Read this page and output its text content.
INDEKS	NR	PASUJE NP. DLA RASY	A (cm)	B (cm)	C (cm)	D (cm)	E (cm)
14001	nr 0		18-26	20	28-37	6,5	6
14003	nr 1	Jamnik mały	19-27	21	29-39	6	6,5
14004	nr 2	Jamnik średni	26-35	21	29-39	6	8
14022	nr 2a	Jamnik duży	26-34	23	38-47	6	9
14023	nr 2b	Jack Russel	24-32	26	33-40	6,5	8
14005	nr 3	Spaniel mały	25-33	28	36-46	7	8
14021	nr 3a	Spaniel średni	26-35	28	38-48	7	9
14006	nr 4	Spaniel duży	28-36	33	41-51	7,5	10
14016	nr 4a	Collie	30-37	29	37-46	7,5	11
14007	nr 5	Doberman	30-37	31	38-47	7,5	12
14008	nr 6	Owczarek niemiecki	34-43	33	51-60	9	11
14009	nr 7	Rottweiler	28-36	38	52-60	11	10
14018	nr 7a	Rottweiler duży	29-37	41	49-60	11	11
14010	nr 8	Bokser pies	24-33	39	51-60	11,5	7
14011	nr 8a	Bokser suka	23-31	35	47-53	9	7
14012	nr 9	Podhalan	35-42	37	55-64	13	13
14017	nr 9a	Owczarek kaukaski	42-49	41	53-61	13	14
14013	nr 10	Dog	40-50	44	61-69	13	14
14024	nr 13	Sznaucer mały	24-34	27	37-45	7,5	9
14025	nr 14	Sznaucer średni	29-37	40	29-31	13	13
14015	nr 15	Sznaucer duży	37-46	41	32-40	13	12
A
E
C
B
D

--------

__Exercise instructions__. Repeat the material above exactly.

__Written solution__.
Read this page and output its text content.
INDEKS	NR	PASUJE NP. DLA RASY	A (cm)	B (cm)	C (cm)	D (cm)	E (cm)
14001	nr 0		18-26	20	28-37	6,5	6
14003	nr 1	Jamnik mały	19-27	21	29-39	6	6,5
14004	nr 2	Jamnik średni	26-35	21	29-39	6	8
14022	nr 2a	Jamnik duży	26-34	23	38-47	6	9
14023	nr 2b	Jack Russel	24-32	26	33-40	6,5	8
14005	nr 3	Spaniel mały	25-33	28	36-46	7	8
14021	nr 3a	Spaniel średni	26-35	28	38-48	7	9
14006	nr 4	Spaniel duży	28-36	33	41-51	7,5	10
14016	nr 4a	Collie	30-37	29	37-46	7,5	11
14007	nr 5	Doberman	30-37	31	38-47	7,5	12
14008	nr 6	Owczarek niemiecki	34-43	33	51-60	9	11
14009	nr 7	Rottweiler	28-36	38	52-60	11	10
14018	nr 7a	Rottweiler duży	29-37	41	49-60	11	11
14010	nr 8	Bokser pies	24-33	39	51-60	11,5	7
14011	nr 8a	Bokser suka	23-31	35	47-53	9	7
14012	nr 9	Podhalan	35-42	37	55-64	13	13
14017	nr 9a	Owczarek kaukaski	42-49	41	53-61	13	14
14013	nr 10	Dog	40-50	44	61-69	13	14
14024	nr 13	Sznaucer mały	24-34	27	37-45	7,5	9
14025	nr 14	Sznaucer średni	29-37	40	29-31	13	13
14015	nr 15	Sznaucer duży	37-46	41	32-40	13	12
A
E
C
B
D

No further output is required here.